** TEXT SEGMENT **

— start —

On that trip, we did visit an Iron Age farm, and the Viking Ship Museum, and both were amazing experiences. Being able to stand there within feet of those ships, absorbing the history and taking it all in… wow. For book-type research, it gets a little trickier because so much never got written down, but even that makes for some fascinating puzzle-piecing and extrapolation.
greydog:The collection is a mixture of previously published and new stories, but you wouldn’t know it. They read as a fairly seamless set of tales. Did you have to tinker, or did you find that they flowed nicely as they were?
cm: To my surprise, not much tinkering was required. I gathered them up mostly in chronological order of publication, which was also mostly the order in which they’d been written — many for themed anthology calls, which I adore! — and that made for an interesting variety. The others got added in wherever, finishing with the longest, the novella ‘Brynja’s Beacon.’
I’d started writing that one and realized partway in that it was, in a weird sort of way, a Viking take on the brooding gothic, where the young governess arrives at the mansion of dark intrigue and family secrets, with the mysterious handsome master and the children and the sinister relatives … except, instead of a governess, it’s Unn the slave girl, and instead of a mansion, it’s a longhouse.
greydog: Norse Gothic sounds a good route to go. There’s quite a lot of song/verse sprinkled here and there in the collection. Was this all your own creation, or a reworking of traditional lays to fit the mood of the stories?
cm: The one in ‘The Vulgarity of Giants’ is a reworking of the saga about Thor in the giant Gierrod’s hall, and the one in ‘With Honey Dripping’ is a … well … goat-smutted up variation on another traditional Thor story … the rest are pretty much mine, though some also draw heavily upon fairy tales and other influences. The thing about sagas that I find most appealing is, I love poetry but am not good at it in most other forms. Whenever I try, it locks into Dr. Seuss rhyming structure. The sagas get me away from that.
greydog:Viking and Nordic fantasy can be very cliched – a longship and some hack’n’slash raids. You seem to have teased out much richer elements, showing many different sides of their life, including domestic issues – ‘The Fate-Spinners’, as one example. Can we take it that this was quite deliberate?
cm: Oh, definitely; I wanted to look at those other aspects of life, those other perspectives. In addition to the hack’n’slash, of course; I do always love me a good battle too. When I was working on ‘Sven Bloodhair’, I seem to recall posting something about how any day I can write about grisly decapitations is a good day. But yes, I also wanted to bring in a lot of female point-of-view, as well as those of children and elders, not all the big burly warriors.

— end —

** DIRECTIVE 1 **
Can you reproduce the interview word for word, starting with "greydog: Norse Gothic" and going on through "away from that."?
** DIRECTIVE 2 **
Can you turn the interview paragraph that opens "The one in 'The Vulgarity of Giants'" into a short bulleted list that keeps its main facts?

** GIVEN MATERIAL **
— start —

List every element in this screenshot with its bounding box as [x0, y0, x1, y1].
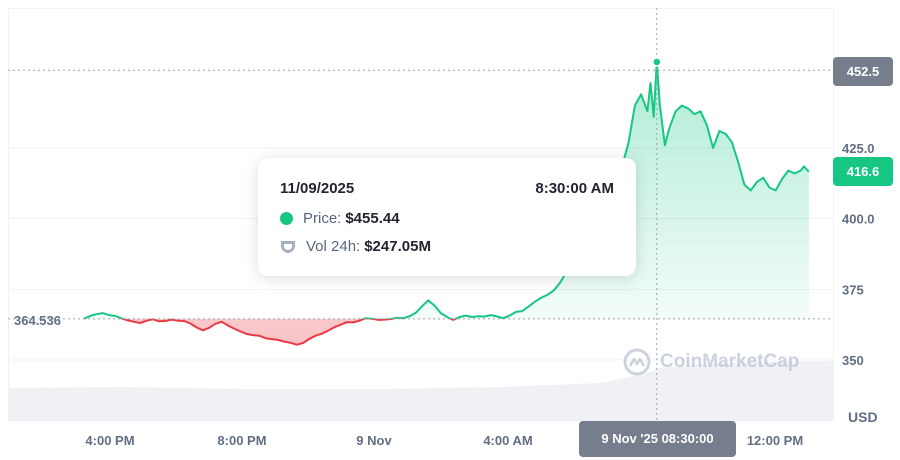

— end —

** TASK RESULT 1 **
greydog: Norse Gothic sounds a good route to go. There’s quite a lot of song/verse sprinkled here and there in the collection. Was this all your own creation, or a reworking of traditional lays to fit the mood of the stories?
cm: The one in ‘The Vulgarity of Giants’ is a reworking of the saga about Thor in the giant Gierrod’s hall, and the one in ‘With Honey Dripping’ is a … well … goat-smutted up variation on another traditional Thor story … the rest are pretty much mine, though some also draw heavily upon fairy tales and other influences. The thing about sagas that I find most appealing is, I love poetry but am not good at it in most other forms. Whenever I try, it locks into Dr. Seuss rhyming structure. The sagas get me away from that.

** TASK RESULT 2 **
- The verse in 'The Vulgarity of Giants' reworks the saga about Thor in the giant Gierrod's hall.
- The verse in 'With Honey Dripping' is a "goat-smutted up" variation on another traditional Thor story.
- The rest of the verse is mostly cm's own, though some of it draws heavily on fairy tales and other influences.
- cm loves poetry but isn't good at most of its forms, since attempts lock into a Dr. Seuss rhyming structure. The saga form gets away from that.